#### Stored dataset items
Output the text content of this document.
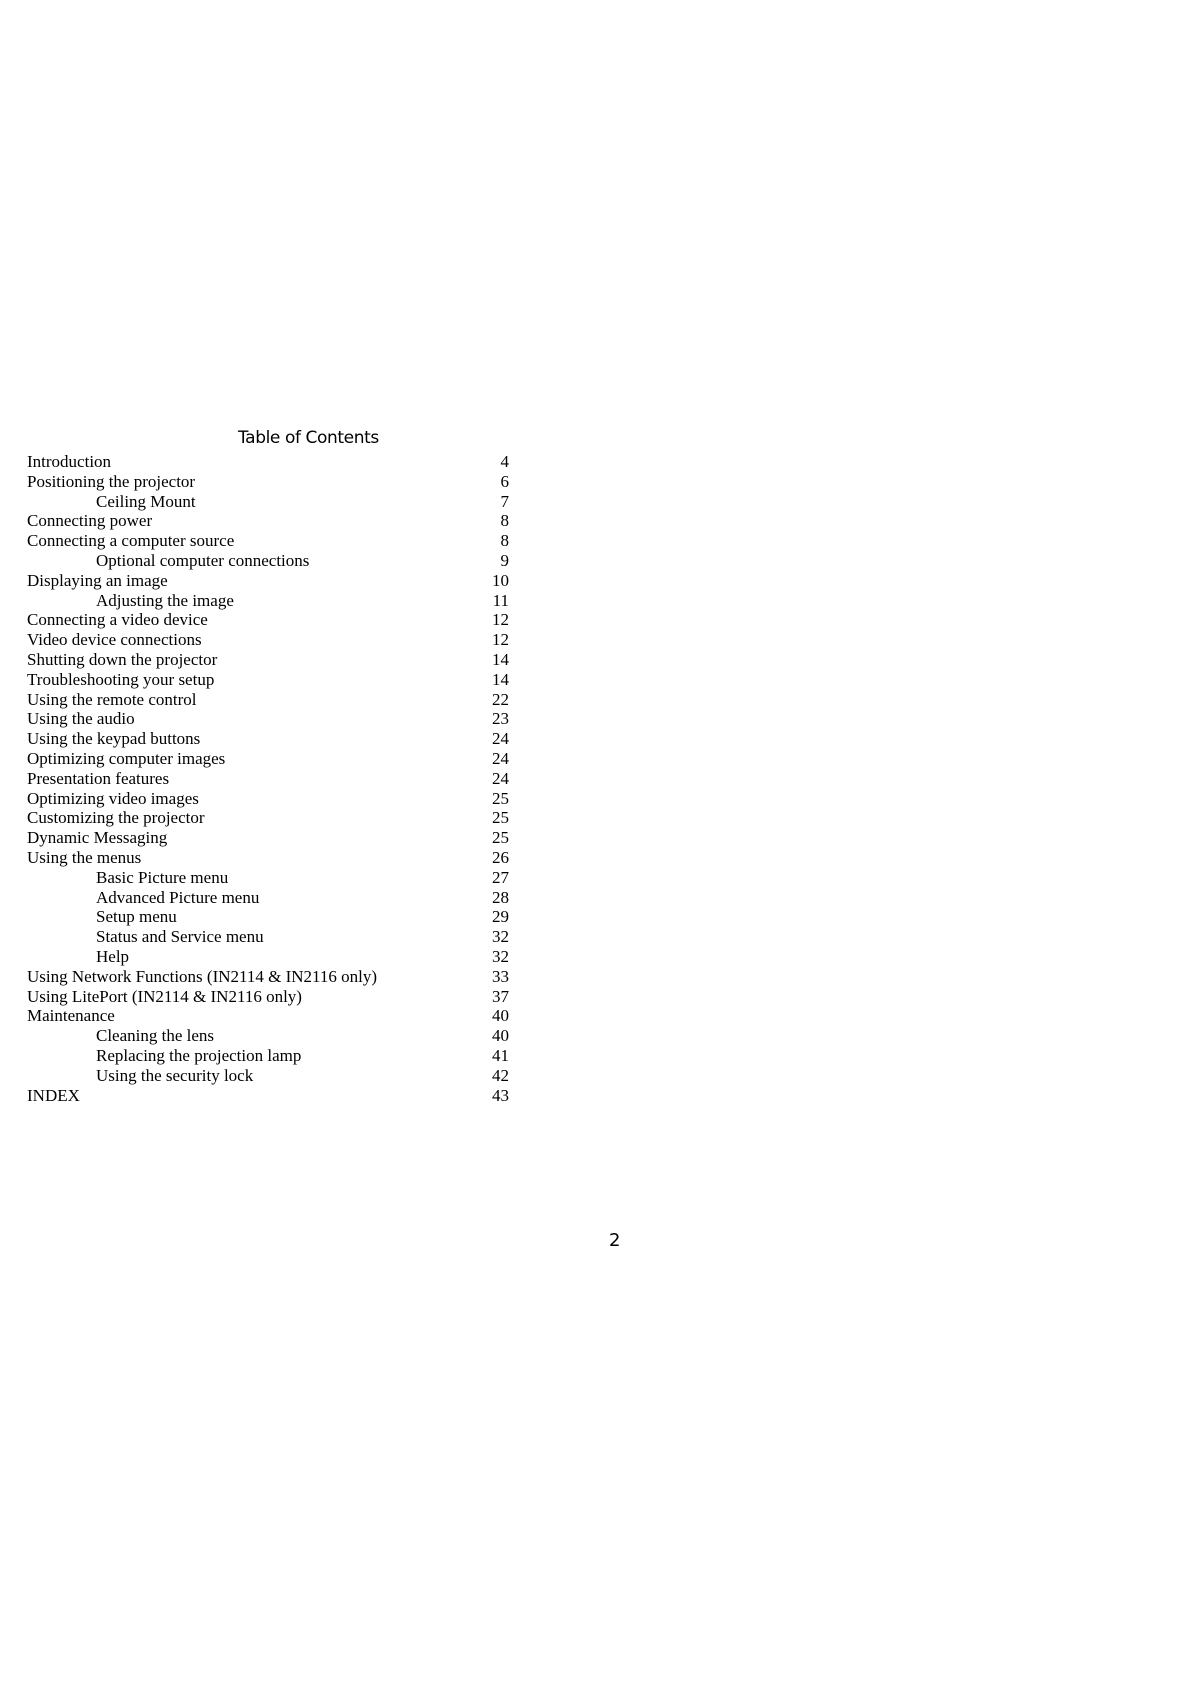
Table of Contents
Introduction	4
Positioning the projector	6
Ceiling Mount	7
Connecting power	8
Connecting a computer source	8
Optional computer connections	9
Displaying an image	10
Adjusting the image	11
Connecting a video device	12
Video device connections	12
Shutting down the projector	14
Troubleshooting your setup	14
Using the remote control	22
Using the audio	23
Using the keypad buttons	24
Optimizing computer images	24
Presentation features	24
Optimizing video images	25
Customizing the projector	25
Dynamic Messaging	25
Using the menus	26
Basic Picture menu	27
Advanced Picture menu	28
Setup menu	29
Status and Service menu	32
Help	32
Using Network Functions (IN2114 & IN2116 only)	33
Using LitePort (IN2114 & IN2116 only)	37
Maintenance	40
Cleaning the lens	40
Replacing the projection lamp	41
Using the security lock	42
INDEX	43
2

#### Problem details
Transcribe the material as is, with images omitted.

#### Solution for this problem
Output the text content of this document.
Table of Contents
Introduction	4
Positioning the projector	6
Ceiling Mount	7
Connecting power	8
Connecting a computer source	8
Optional computer connections	9
Displaying an image	10
Adjusting the image	11
Connecting a video device	12
Video device connections	12
Shutting down the projector	14
Troubleshooting your setup	14
Using the remote control	22
Using the audio	23
Using the keypad buttons	24
Optimizing computer images	24
Presentation features	24
Optimizing video images	25
Customizing the projector	25
Dynamic Messaging	25
Using the menus	26
Basic Picture menu	27
Advanced Picture menu	28
Setup menu	29
Status and Service menu	32
Help	32
Using Network Functions (IN2114 & IN2116 only)	33
Using LitePort (IN2114 & IN2116 only)	37
Maintenance	40
Cleaning the lens	40
Replacing the projection lamp	41
Using the security lock	42
INDEX	43
2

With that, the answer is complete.